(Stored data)
____

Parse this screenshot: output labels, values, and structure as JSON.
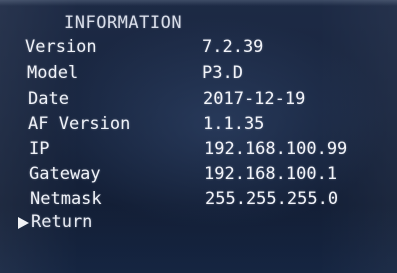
{
  "menu": {
    "title": "INFORMATION",
    "items": [
      {
        "label": "Version",
        "value": "7.2.39"
      },
      {
        "label": "Model",
        "value": "P3.D"
      },
      {
        "label": "Date",
        "value": "2017-12-19"
      },
      {
        "label": "AF Version",
        "value": "1.1.35"
      },
      {
        "label": "IP",
        "value": "192.168.100.99"
      },
      {
        "label": "Gateway",
        "value": "192.168.100.1"
      },
      {
        "label": "Netmask",
        "value": "255.255.255.0"
      }
    ],
    "return_label": "Return",
    "return_icon": "triangle-right-icon"
  }
}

____

### Instruction:
Make an exact copy of all entries above, dropping the images.

### Solved exercise:
Parse this screenshot: output labels, values, and structure as JSON.
{
  "menu": {
    "title": "INFORMATION",
    "items": [
      {
        "label": "Version",
        "value": "7.2.39"
      },
      {
        "label": "Model",
        "value": "P3.D"
      },
      {
        "label": "Date",
        "value": "2017-12-19"
      },
      {
        "label": "AF Version",
        "value": "1.1.35"
      },
      {
        "label": "IP",
        "value": "192.168.100.99"
      },
      {
        "label": "Gateway",
        "value": "192.168.100.1"
      },
      {
        "label": "Netmask",
        "value": "255.255.255.0"
      }
    ],
    "return_label": "Return",
    "return_icon": "triangle-right-icon"
  }
}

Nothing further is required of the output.